— Start DATA FOR THIS TASK —
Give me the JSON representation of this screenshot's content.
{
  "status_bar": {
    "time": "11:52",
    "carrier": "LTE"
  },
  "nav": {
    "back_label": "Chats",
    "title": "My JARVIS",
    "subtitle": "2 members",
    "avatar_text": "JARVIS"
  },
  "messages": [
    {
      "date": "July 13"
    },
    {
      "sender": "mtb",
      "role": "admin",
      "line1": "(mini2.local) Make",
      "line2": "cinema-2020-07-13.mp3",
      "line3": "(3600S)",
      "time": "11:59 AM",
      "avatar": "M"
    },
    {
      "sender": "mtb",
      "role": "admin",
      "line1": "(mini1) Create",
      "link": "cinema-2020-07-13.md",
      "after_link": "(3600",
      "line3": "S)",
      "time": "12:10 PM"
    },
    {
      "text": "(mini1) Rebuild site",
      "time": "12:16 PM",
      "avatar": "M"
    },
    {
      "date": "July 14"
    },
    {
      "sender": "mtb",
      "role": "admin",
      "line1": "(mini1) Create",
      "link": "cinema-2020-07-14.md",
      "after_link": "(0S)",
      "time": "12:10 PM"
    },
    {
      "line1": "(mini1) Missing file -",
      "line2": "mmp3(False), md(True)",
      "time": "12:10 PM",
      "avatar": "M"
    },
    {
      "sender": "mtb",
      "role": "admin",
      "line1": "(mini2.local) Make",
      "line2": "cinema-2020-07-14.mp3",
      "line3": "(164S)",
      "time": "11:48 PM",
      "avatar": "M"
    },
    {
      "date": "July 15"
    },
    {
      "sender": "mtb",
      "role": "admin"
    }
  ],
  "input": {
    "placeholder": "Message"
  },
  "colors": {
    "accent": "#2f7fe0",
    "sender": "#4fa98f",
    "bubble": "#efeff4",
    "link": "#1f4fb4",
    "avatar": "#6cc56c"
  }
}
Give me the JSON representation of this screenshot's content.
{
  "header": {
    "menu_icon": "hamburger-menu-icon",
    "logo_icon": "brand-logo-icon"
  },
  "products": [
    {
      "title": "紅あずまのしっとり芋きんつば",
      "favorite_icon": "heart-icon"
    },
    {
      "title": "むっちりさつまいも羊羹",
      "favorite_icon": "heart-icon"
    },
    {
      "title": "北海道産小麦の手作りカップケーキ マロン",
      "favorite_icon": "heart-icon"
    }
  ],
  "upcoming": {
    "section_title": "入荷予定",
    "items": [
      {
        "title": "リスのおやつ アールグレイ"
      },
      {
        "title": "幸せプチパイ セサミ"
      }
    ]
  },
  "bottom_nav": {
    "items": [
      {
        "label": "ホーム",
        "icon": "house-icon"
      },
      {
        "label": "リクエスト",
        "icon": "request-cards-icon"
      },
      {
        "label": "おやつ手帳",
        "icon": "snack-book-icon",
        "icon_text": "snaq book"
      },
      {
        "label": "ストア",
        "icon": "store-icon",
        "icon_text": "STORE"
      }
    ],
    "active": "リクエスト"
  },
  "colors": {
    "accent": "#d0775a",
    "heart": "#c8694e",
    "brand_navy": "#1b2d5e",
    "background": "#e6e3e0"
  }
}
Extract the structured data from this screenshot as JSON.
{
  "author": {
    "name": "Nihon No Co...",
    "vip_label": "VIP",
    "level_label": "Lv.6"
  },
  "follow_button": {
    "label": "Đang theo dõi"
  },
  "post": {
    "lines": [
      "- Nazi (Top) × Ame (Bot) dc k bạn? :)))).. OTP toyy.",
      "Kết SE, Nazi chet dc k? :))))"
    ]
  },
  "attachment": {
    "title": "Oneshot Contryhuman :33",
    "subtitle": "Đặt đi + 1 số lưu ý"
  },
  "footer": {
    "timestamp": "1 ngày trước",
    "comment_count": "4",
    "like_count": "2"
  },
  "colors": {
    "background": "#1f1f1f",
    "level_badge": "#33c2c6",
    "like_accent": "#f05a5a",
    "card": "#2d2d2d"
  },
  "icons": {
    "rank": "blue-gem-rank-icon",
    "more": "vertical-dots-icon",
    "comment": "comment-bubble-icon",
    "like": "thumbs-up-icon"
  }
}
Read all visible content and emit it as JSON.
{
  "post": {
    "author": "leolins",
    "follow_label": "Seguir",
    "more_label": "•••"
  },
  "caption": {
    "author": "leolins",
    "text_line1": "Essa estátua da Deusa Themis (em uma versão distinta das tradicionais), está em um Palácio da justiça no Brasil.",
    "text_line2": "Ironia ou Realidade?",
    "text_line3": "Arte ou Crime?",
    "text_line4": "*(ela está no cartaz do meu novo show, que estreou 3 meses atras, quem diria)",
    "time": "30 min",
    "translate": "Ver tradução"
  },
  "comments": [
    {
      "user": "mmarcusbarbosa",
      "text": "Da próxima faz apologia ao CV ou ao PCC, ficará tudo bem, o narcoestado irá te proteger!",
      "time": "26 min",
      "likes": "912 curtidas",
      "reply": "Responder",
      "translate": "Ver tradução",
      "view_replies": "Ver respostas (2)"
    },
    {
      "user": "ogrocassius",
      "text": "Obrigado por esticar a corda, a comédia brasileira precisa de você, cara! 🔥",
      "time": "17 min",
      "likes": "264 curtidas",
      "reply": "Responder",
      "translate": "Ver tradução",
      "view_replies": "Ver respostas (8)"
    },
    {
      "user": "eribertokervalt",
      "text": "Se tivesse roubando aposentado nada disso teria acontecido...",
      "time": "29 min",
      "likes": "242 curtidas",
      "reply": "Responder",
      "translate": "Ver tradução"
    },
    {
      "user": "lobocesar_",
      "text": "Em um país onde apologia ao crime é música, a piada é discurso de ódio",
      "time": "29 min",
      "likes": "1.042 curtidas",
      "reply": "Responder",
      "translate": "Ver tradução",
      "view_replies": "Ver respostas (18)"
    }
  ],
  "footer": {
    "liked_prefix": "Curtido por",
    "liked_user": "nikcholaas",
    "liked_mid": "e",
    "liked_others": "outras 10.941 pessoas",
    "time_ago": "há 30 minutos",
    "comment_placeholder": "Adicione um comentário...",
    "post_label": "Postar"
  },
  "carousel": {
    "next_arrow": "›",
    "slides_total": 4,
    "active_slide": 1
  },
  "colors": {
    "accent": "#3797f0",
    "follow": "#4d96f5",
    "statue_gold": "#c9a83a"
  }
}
— End DATA FOR THIS TASK —
### [WHAT TO WORK ON]
Return the whole listing exactly, with every line included.

### [REPLY TO THE TASK]
Give me the JSON representation of this screenshot's content.
{
  "status_bar": {
    "time": "11:52",
    "carrier": "LTE"
  },
  "nav": {
    "back_label": "Chats",
    "title": "My JARVIS",
    "subtitle": "2 members",
    "avatar_text": "JARVIS"
  },
  "messages": [
    {
      "date": "July 13"
    },
    {
      "sender": "mtb",
      "role": "admin",
      "line1": "(mini2.local) Make",
      "line2": "cinema-2020-07-13.mp3",
      "line3": "(3600S)",
      "time": "11:59 AM",
      "avatar": "M"
    },
    {
      "sender": "mtb",
      "role": "admin",
      "line1": "(mini1) Create",
      "link": "cinema-2020-07-13.md",
      "after_link": "(3600",
      "line3": "S)",
      "time": "12:10 PM"
    },
    {
      "text": "(mini1) Rebuild site",
      "time": "12:16 PM",
      "avatar": "M"
    },
    {
      "date": "July 14"
    },
    {
      "sender": "mtb",
      "role": "admin",
      "line1": "(mini1) Create",
      "link": "cinema-2020-07-14.md",
      "after_link": "(0S)",
      "time": "12:10 PM"
    },
    {
      "line1": "(mini1) Missing file -",
      "line2": "mmp3(False), md(True)",
      "time": "12:10 PM",
      "avatar": "M"
    },
    {
      "sender": "mtb",
      "role": "admin",
      "line1": "(mini2.local) Make",
      "line2": "cinema-2020-07-14.mp3",
      "line3": "(164S)",
      "time": "11:48 PM",
      "avatar": "M"
    },
    {
      "date": "July 15"
    },
    {
      "sender": "mtb",
      "role": "admin"
    }
  ],
  "input": {
    "placeholder": "Message"
  },
  "colors": {
    "accent": "#2f7fe0",
    "sender": "#4fa98f",
    "bubble": "#efeff4",
    "link": "#1f4fb4",
    "avatar": "#6cc56c"
  }
}
Give me the JSON representation of this screenshot's content.
{
  "header": {
    "menu_icon": "hamburger-menu-icon",
    "logo_icon": "brand-logo-icon"
  },
  "products": [
    {
      "title": "紅あずまのしっとり芋きんつば",
      "favorite_icon": "heart-icon"
    },
    {
      "title": "むっちりさつまいも羊羹",
      "favorite_icon": "heart-icon"
    },
    {
      "title": "北海道産小麦の手作りカップケーキ マロン",
      "favorite_icon": "heart-icon"
    }
  ],
  "upcoming": {
    "section_title": "入荷予定",
    "items": [
      {
        "title": "リスのおやつ アールグレイ"
      },
      {
        "title": "幸せプチパイ セサミ"
      }
    ]
  },
  "bottom_nav": {
    "items": [
      {
        "label": "ホーム",
        "icon": "house-icon"
      },
      {
        "label": "リクエスト",
        "icon": "request-cards-icon"
      },
      {
        "label": "おやつ手帳",
        "icon": "snack-book-icon",
        "icon_text": "snaq book"
      },
      {
        "label": "ストア",
        "icon": "store-icon",
        "icon_text": "STORE"
      }
    ],
    "active": "リクエスト"
  },
  "colors": {
    "accent": "#d0775a",
    "heart": "#c8694e",
    "brand_navy": "#1b2d5e",
    "background": "#e6e3e0"
  }
}
Extract the structured data from this screenshot as JSON.
{
  "author": {
    "name": "Nihon No Co...",
    "vip_label": "VIP",
    "level_label": "Lv.6"
  },
  "follow_button": {
    "label": "Đang theo dõi"
  },
  "post": {
    "lines": [
      "- Nazi (Top) × Ame (Bot) dc k bạn? :)))).. OTP toyy.",
      "Kết SE, Nazi chet dc k? :))))"
    ]
  },
  "attachment": {
    "title": "Oneshot Contryhuman :33",
    "subtitle": "Đặt đi + 1 số lưu ý"
  },
  "footer": {
    "timestamp": "1 ngày trước",
    "comment_count": "4",
    "like_count": "2"
  },
  "colors": {
    "background": "#1f1f1f",
    "level_badge": "#33c2c6",
    "like_accent": "#f05a5a",
    "card": "#2d2d2d"
  },
  "icons": {
    "rank": "blue-gem-rank-icon",
    "more": "vertical-dots-icon",
    "comment": "comment-bubble-icon",
    "like": "thumbs-up-icon"
  }
}
Read all visible content and emit it as JSON.
{
  "post": {
    "author": "leolins",
    "follow_label": "Seguir",
    "more_label": "•••"
  },
  "caption": {
    "author": "leolins",
    "text_line1": "Essa estátua da Deusa Themis (em uma versão distinta das tradicionais), está em um Palácio da justiça no Brasil.",
    "text_line2": "Ironia ou Realidade?",
    "text_line3": "Arte ou Crime?",
    "text_line4": "*(ela está no cartaz do meu novo show, que estreou 3 meses atras, quem diria)",
    "time": "30 min",
    "translate": "Ver tradução"
  },
  "comments": [
    {
      "user": "mmarcusbarbosa",
      "text": "Da próxima faz apologia ao CV ou ao PCC, ficará tudo bem, o narcoestado irá te proteger!",
      "time": "26 min",
      "likes": "912 curtidas",
      "reply": "Responder",
      "translate": "Ver tradução",
      "view_replies": "Ver respostas (2)"
    },
    {
      "user": "ogrocassius",
      "text": "Obrigado por esticar a corda, a comédia brasileira precisa de você, cara! 🔥",
      "time": "17 min",
      "likes": "264 curtidas",
      "reply": "Responder",
      "translate": "Ver tradução",
      "view_replies": "Ver respostas (8)"
    },
    {
      "user": "eribertokervalt",
      "text": "Se tivesse roubando aposentado nada disso teria acontecido...",
      "time": "29 min",
      "likes": "242 curtidas",
      "reply": "Responder",
      "translate": "Ver tradução"
    },
    {
      "user": "lobocesar_",
      "text": "Em um país onde apologia ao crime é música, a piada é discurso de ódio",
      "time": "29 min",
      "likes": "1.042 curtidas",
      "reply": "Responder",
      "translate": "Ver tradução",
      "view_replies": "Ver respostas (18)"
    }
  ],
  "footer": {
    "liked_prefix": "Curtido por",
    "liked_user": "nikcholaas",
    "liked_mid": "e",
    "liked_others": "outras 10.941 pessoas",
    "time_ago": "há 30 minutos",
    "comment_placeholder": "Adicione um comentário...",
    "post_label": "Postar"
  },
  "carousel": {
    "next_arrow": "›",
    "slides_total": 4,
    "active_slide": 1
  },
  "colors": {
    "accent": "#3797f0",
    "follow": "#4d96f5",
    "statue_gold": "#c9a83a"
  }
}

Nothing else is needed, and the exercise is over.